#### [Job]
Find the lines holding the word "ffffff" and collect them.

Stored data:
────────

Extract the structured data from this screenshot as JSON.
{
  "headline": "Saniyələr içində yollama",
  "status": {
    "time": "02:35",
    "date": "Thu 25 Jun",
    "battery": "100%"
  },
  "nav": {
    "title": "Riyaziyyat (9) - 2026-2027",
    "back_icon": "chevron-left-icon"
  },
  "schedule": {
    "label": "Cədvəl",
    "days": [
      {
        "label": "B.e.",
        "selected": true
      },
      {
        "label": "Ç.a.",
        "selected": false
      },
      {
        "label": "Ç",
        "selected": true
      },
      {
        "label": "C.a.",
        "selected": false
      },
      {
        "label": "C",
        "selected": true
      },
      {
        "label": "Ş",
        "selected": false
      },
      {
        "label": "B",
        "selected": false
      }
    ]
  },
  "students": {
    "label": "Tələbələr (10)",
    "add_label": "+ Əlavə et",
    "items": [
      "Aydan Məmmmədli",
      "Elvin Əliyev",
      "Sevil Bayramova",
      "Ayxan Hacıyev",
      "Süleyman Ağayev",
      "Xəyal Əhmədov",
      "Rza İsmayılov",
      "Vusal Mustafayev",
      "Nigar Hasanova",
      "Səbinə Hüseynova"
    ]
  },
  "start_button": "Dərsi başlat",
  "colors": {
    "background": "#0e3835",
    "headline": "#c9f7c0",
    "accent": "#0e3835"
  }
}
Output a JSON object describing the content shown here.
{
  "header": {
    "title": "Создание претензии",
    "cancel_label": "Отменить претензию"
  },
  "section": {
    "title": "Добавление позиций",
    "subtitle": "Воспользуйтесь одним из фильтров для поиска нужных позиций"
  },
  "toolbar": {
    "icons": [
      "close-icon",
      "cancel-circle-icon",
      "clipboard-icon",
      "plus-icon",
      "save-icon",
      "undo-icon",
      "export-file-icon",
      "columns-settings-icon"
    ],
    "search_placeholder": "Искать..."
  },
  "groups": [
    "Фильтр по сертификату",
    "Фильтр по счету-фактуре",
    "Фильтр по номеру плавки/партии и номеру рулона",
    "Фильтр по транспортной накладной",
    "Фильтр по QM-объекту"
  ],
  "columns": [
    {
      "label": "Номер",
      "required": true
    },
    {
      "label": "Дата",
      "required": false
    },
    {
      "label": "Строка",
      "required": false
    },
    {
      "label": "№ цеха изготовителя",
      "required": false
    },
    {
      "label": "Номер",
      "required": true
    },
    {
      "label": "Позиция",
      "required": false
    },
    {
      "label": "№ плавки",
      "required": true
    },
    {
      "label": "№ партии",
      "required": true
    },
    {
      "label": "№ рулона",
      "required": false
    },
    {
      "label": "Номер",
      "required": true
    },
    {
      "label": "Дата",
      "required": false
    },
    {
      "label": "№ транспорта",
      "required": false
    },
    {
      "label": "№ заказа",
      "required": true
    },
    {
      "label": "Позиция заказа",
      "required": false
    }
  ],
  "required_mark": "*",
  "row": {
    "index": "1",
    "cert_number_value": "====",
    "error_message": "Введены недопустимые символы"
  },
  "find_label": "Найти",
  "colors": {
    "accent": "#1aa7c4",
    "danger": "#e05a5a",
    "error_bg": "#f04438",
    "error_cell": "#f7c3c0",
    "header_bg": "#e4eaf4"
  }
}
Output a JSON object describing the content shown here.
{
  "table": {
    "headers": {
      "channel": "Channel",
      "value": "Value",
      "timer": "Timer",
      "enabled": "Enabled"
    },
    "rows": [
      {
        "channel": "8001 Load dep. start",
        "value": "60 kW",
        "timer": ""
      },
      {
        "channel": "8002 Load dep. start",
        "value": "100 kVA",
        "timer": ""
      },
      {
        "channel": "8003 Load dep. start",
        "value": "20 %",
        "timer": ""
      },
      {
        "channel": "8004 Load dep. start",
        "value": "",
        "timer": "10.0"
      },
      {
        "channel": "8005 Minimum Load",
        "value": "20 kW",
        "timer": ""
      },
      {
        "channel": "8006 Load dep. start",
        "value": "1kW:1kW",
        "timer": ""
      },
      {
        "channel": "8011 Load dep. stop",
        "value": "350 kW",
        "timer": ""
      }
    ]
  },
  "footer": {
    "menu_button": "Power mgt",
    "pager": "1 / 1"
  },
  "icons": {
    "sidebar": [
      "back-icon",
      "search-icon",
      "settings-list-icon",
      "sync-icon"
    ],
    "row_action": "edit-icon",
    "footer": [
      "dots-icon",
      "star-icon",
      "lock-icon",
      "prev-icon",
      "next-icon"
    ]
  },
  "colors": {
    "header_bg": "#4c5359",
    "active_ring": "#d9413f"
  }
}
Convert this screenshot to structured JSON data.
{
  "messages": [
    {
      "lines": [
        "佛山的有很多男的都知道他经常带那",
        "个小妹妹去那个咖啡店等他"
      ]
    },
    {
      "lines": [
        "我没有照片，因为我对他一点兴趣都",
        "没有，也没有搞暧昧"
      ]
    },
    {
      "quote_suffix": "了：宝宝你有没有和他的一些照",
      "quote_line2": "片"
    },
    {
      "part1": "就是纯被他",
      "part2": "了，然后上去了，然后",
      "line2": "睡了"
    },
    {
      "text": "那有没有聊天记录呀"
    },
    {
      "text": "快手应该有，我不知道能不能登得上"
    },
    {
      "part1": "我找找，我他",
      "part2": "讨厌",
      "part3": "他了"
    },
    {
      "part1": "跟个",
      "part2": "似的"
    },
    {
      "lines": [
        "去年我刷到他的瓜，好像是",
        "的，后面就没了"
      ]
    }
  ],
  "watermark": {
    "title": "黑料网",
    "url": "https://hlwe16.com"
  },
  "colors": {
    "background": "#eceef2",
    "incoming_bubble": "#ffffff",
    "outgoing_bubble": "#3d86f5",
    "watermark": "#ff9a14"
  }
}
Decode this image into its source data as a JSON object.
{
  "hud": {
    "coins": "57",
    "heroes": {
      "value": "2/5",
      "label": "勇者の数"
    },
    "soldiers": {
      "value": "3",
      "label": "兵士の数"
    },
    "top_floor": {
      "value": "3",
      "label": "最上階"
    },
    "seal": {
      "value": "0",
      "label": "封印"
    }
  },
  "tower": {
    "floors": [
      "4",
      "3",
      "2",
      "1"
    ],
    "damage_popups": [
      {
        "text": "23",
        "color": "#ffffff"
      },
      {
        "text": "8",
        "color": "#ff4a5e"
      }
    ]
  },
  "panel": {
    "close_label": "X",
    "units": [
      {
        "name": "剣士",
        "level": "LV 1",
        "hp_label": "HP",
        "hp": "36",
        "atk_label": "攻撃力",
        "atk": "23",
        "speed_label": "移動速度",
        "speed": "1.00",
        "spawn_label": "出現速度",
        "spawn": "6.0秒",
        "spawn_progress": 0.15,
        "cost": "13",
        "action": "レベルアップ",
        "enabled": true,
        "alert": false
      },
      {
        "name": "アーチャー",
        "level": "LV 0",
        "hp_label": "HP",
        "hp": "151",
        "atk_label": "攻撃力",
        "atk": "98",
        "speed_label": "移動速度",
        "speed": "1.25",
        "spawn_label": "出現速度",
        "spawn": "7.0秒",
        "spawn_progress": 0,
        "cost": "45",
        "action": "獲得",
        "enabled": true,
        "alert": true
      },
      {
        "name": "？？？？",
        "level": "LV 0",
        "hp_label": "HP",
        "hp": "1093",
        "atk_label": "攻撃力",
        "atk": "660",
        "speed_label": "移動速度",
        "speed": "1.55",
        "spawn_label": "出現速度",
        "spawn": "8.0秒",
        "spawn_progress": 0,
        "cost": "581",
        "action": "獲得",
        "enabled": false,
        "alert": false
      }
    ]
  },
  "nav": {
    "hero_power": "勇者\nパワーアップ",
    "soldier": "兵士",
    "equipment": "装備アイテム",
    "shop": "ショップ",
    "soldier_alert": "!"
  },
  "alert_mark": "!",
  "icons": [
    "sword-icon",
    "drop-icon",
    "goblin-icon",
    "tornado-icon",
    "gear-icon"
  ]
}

────────

#### [Task response]
    "incoming_bubble": "#ffffff",
        "color": "#ffffff"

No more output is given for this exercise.